# [Job]
Select every line holding the word "argent" and copy it.

--- START Record set ---

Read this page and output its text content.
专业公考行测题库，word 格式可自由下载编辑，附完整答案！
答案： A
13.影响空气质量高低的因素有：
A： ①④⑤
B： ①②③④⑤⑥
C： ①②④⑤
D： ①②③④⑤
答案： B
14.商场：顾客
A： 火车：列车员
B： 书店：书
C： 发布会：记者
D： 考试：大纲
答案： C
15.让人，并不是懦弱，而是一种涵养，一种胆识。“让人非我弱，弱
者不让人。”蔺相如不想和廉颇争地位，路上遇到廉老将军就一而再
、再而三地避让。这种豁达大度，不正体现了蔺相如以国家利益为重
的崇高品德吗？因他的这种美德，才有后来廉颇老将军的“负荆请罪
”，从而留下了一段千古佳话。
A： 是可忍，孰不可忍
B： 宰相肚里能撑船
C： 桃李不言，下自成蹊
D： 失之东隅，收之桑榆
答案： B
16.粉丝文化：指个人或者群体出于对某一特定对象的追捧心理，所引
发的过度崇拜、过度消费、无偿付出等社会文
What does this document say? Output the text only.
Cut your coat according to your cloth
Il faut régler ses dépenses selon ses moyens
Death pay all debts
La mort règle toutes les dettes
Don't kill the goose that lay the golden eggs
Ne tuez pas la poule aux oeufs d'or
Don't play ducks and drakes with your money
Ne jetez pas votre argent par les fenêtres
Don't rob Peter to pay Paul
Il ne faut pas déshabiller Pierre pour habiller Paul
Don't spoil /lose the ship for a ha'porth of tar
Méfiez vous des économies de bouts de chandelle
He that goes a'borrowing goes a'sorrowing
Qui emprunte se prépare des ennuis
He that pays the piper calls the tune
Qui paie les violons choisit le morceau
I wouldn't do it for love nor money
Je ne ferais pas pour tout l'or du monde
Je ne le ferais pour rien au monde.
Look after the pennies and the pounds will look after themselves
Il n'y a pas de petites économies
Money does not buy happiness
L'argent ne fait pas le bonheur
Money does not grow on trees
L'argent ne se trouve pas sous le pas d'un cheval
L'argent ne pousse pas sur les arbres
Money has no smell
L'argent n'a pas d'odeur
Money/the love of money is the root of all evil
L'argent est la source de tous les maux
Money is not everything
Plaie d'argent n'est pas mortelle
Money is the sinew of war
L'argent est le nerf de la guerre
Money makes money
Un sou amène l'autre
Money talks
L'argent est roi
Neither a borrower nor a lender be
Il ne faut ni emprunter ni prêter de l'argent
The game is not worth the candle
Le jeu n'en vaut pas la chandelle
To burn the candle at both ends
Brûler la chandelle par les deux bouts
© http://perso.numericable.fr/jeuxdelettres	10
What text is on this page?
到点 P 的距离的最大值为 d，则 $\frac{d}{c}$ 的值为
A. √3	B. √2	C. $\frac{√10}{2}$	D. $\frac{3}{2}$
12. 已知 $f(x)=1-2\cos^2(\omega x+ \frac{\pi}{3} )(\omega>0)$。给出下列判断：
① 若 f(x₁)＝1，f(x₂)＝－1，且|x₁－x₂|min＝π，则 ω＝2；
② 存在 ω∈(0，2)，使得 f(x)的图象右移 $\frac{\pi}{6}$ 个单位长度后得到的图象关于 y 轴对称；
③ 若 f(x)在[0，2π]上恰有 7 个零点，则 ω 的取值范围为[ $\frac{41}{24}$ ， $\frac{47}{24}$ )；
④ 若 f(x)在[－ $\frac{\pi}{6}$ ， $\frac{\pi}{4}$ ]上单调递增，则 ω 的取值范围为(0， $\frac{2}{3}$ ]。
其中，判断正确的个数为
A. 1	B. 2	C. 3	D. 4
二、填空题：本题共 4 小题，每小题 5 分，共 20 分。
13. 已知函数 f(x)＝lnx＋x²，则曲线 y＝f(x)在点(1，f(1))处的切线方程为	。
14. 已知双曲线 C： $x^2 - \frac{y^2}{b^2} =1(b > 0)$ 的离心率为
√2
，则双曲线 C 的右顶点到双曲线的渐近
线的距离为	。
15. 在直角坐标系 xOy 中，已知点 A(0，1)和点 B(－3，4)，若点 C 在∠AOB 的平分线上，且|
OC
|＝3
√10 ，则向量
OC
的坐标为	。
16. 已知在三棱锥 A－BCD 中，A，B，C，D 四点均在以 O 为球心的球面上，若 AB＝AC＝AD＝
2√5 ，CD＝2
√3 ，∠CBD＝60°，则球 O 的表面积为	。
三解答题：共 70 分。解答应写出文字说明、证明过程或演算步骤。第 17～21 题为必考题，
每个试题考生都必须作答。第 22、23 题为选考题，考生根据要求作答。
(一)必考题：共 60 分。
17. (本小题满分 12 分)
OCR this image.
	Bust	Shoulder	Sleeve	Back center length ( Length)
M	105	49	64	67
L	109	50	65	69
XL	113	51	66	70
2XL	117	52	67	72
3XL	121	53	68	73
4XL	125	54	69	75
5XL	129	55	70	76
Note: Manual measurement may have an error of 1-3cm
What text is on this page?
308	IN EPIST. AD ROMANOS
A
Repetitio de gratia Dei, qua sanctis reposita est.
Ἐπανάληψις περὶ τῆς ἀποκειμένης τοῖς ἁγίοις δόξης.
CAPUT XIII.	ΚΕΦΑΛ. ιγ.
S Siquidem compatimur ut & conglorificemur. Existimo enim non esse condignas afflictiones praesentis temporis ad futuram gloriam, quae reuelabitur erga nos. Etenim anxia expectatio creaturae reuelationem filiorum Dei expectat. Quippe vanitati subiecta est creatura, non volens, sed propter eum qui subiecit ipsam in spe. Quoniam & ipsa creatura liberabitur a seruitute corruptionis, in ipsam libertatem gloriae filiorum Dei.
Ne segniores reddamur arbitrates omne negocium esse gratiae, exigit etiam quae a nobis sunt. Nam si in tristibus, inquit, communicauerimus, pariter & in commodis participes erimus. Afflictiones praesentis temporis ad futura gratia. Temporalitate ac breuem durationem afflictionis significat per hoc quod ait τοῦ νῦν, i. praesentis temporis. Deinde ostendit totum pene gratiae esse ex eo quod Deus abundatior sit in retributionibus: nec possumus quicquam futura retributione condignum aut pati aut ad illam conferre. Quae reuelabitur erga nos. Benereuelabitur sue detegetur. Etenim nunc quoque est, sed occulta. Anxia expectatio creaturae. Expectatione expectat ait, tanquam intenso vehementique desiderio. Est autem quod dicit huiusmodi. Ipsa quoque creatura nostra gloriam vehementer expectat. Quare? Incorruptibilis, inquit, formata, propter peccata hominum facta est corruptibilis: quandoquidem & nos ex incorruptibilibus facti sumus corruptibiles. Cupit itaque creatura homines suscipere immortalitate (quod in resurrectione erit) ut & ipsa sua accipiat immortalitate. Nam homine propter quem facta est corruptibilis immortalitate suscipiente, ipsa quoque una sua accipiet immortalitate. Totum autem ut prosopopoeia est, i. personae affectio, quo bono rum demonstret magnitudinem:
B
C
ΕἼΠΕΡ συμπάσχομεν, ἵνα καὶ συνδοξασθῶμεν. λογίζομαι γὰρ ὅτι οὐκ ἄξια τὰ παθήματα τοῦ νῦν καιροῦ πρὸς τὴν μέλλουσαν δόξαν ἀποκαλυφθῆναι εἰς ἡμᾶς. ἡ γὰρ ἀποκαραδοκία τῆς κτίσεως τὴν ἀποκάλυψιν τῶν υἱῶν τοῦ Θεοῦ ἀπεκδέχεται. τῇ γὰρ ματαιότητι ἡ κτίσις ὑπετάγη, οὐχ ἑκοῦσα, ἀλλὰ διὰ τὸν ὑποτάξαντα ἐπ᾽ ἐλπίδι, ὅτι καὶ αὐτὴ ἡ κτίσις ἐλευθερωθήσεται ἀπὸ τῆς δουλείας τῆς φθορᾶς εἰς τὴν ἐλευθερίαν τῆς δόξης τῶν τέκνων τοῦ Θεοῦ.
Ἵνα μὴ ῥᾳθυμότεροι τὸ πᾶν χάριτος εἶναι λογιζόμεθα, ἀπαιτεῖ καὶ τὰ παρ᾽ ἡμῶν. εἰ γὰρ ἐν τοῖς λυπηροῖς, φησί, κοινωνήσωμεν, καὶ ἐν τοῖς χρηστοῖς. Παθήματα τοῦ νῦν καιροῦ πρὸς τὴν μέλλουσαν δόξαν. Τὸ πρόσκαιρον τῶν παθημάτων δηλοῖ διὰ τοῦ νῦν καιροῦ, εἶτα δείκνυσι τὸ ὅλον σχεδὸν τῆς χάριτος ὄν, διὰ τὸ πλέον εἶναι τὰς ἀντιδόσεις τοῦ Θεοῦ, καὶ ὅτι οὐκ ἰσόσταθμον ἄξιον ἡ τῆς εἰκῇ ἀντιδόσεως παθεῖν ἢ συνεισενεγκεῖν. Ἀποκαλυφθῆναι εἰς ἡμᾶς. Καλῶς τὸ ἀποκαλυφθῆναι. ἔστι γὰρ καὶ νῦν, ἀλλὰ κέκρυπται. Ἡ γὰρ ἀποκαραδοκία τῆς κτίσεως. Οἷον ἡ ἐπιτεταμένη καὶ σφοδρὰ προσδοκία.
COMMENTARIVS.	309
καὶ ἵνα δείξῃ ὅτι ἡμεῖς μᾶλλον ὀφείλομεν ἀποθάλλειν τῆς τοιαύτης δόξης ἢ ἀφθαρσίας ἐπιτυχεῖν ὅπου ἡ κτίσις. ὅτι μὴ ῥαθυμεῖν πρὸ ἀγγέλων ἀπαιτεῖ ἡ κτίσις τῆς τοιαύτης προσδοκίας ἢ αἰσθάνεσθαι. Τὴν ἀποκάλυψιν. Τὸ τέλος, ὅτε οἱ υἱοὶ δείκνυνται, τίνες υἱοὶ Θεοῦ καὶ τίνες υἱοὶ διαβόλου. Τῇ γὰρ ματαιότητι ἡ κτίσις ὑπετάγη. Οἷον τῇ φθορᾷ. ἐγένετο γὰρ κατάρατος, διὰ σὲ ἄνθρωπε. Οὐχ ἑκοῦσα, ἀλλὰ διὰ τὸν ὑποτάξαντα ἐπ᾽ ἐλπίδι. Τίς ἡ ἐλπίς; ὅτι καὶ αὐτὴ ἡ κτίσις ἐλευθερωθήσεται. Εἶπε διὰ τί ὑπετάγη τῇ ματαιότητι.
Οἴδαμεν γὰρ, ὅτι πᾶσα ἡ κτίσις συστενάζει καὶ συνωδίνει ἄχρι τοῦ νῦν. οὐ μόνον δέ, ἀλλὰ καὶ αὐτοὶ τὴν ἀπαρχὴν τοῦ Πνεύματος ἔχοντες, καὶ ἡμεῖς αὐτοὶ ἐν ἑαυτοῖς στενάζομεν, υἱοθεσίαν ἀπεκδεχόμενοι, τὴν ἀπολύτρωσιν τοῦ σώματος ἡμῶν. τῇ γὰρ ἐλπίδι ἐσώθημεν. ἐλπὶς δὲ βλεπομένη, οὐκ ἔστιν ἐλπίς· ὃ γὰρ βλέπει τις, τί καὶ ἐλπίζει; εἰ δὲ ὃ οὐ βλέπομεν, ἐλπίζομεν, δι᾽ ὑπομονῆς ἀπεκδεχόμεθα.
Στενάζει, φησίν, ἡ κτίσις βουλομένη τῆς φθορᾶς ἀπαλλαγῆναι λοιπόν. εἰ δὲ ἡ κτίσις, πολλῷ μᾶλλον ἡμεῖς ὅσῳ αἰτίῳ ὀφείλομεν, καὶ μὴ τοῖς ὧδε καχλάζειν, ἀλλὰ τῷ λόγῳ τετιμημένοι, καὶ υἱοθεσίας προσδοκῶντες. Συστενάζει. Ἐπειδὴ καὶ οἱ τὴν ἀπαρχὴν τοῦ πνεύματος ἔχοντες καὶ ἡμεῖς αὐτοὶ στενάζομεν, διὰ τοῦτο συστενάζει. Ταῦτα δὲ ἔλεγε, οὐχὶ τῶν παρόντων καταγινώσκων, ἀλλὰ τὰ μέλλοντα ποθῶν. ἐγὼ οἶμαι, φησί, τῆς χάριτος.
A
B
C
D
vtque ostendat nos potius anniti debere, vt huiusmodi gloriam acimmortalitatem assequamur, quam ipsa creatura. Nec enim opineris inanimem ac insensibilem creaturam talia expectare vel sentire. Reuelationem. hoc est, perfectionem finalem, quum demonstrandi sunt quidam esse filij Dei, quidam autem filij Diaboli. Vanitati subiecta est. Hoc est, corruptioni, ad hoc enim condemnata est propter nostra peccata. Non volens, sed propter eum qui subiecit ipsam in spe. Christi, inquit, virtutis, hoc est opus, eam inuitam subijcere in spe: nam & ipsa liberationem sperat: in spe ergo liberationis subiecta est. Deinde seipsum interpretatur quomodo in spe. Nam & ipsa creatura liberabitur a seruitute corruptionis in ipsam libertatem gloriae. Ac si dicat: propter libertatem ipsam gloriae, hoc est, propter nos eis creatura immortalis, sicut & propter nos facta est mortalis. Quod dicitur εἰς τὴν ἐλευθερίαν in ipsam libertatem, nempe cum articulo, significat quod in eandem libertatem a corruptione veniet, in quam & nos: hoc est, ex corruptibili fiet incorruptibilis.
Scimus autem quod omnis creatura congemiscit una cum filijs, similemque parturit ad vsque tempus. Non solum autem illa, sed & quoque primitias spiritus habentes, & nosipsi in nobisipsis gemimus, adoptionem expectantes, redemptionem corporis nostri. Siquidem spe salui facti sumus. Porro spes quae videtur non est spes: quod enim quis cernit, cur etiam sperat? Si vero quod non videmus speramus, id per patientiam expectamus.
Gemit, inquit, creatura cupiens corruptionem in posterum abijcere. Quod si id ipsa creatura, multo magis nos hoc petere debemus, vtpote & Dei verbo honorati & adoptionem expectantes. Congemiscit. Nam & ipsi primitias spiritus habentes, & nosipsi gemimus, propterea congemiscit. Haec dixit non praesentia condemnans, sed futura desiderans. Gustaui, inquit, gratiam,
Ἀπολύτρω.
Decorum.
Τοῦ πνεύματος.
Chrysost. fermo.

--- END Record set ---

# [Complete response]
Ne jetez pas votre argent par les fenêtres
L'argent ne fait pas le bonheur
L'argent ne se trouve pas sous le pas d'un cheval
L'argent ne pousse pas sur les arbres
L'argent n'a pas d'odeur
L'argent est la source de tous les maux
Plaie d'argent n'est pas mortelle
L'argent est le nerf de la guerre
L'argent est roi
Il ne faut ni emprunter ni prêter de l'argent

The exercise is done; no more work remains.